__Brief 1__: In the passage on broadcasters preparing for the Beijing Olympics, reproduce the part that opens with the words containing "But while everybody" and closes with "of simple etiquette.".
__Brief 2__:
Answer these questions from the passage on broadcasters preparing for the Beijing Olympics:
(a) How many pages long is the Beijing Olympic Organizing Committee's document of guidelines for foreign broadcasters?
(b) Where was Qi Ma an executive before becoming the CBC's senior researcher?
(c) About how many reporters, presenters and producers will the BBC have in Beijing?

__Reading passage__:

○ ○ ○ ○ ○ ○ ○

A series of flash cards with key Chinese phrases like "take me to Stadium X" is being designed by ZDF for journalists to use with taxi drivers and Chinese Olympics personnel.

"All our reporters speak English, but we are working on the assumption that most people we will encounter on the streets in Beijing won't," says Eberhard Figgemeier, head of Olympics programming at ZDF.

ZDF also has produced a condensed, German-language version of the Beijing Olympic Organizing Committee's 450-page document of guidelines for foreign broadcasters, working closely with the committee.

Dealing with the authorities while actually on the ground in Beijing is very much on the mind of Trevor Pilling, the Canadian Broadcasting Corp.'s (CBC) executive producer of the Beijing Games. He stresses the value of learning the lay of the land in China and hiring local "fixers."

"There's not a lot of decisions that get made quickly in China, and that's often frustrating for people in North American TV," he says. "So you need to learn about how people do business over there."

Shadowing Pilling is Qi Ma, a former executive at China Central Television, China's largest television network, and now the CBC's senior researcher, who advises on all preparations for the Beijing Games. Qi has hired a team of local facilitators to direct the CBC coverage before and during the event.

The CBC also has hired a team of Canadian expatriates in China to advise on all pre-Olympics excursions.

Much of the pre-Olympics preparation involves convincing the Chinese that the CBC aims at fair coverage of the Games, widely seen as a coming-out party for the Asian juggernaut.

But while everybody is intent on not offending and keeping the authorities as calm as possible, broadcasters say they will stand firm on issues of journalistic integrity while in China. The BBC is quite determined in that regard.

With more than 2,750 hours of programming planned -- 300 of which will end up on BBC1 and BBC 2 as well as on BBC Radio -- the public broadcaster likely will be the biggest international outlet stationed in Beijing, says BBC Sport head of special events Dave Gordon.

"It is a huge financial investment for the BBC, and we are probably doing as much if not more than any other broadcaster covering the Games," he says.

The public broadcaster will have about 400 reporters, presenters and producers in Beijing, but the cultural issues remain more complex than those of simple etiquette.

"The BBC has a problem because the Chinese authorities block our Web site and BBC World, and there is still a great deal of suspicion about Western society," says Gordon, who insists that nonetheless the BBC will not limit itself to coverage of the sporting events.

"It just makes us doubly determined to maintain our coverage. We won't fight shy of news about human rights or environmental coverage," he says. "If there are issues or problems or demonstrations during the Games, we will reflect that in our coverage. We guard our reputation for honesty and truth very fiercely."

○ ○ ○ ○ ○ ○ ○

Document structure recognition listing:
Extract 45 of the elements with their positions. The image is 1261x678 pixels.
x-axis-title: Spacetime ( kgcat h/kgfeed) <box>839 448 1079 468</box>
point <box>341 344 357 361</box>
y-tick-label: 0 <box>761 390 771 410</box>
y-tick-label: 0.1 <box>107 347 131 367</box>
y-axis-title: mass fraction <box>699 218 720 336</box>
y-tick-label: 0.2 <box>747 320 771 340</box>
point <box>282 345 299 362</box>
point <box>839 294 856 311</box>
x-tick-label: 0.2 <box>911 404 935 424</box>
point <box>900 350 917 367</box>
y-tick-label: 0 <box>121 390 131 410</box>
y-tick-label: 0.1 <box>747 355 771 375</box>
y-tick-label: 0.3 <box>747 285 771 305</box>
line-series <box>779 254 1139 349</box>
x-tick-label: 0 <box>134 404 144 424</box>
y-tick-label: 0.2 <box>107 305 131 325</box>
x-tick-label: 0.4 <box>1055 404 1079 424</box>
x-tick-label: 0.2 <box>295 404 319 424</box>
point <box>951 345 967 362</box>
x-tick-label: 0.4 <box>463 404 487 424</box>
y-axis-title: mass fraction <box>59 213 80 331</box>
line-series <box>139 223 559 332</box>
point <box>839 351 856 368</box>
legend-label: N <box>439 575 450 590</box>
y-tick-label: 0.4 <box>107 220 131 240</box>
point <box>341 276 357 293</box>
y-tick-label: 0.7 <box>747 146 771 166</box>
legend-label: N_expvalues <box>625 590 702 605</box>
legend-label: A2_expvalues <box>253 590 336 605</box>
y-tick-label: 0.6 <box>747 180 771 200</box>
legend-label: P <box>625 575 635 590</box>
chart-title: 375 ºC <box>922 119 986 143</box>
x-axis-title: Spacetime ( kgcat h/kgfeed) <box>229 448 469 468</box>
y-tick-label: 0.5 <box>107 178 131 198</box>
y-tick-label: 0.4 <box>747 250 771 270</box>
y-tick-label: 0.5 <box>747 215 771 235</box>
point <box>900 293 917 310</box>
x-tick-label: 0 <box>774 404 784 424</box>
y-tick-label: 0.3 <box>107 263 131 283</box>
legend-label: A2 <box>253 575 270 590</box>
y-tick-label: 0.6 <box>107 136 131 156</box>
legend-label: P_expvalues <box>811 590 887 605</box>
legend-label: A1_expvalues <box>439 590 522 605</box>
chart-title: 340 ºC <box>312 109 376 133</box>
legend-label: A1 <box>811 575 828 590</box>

○ ○ ○ ○ ○ ○ ○

__Task output 1__:
But while everybody is intent on not offending and keeping the authorities as calm as possible, broadcasters say they will stand firm on issues of journalistic integrity while in China. The BBC is quite determined in that regard.

With more than 2,750 hours of programming planned -- 300 of which will end up on BBC1 and BBC 2 as well as on BBC Radio -- the public broadcaster likely will be the biggest international outlet stationed in Beijing, says BBC Sport head of special events Dave Gordon.

"It is a huge financial investment for the BBC, and we are probably doing as much if not more than any other broadcaster covering the Games," he says.

The public broadcaster will have about 400 reporters, presenters and producers in Beijing, but the cultural issues remain more complex than those of simple etiquette.

__Task output 2__:
(a) 450 pages.
(b) At China Central Television.
(c) About 400.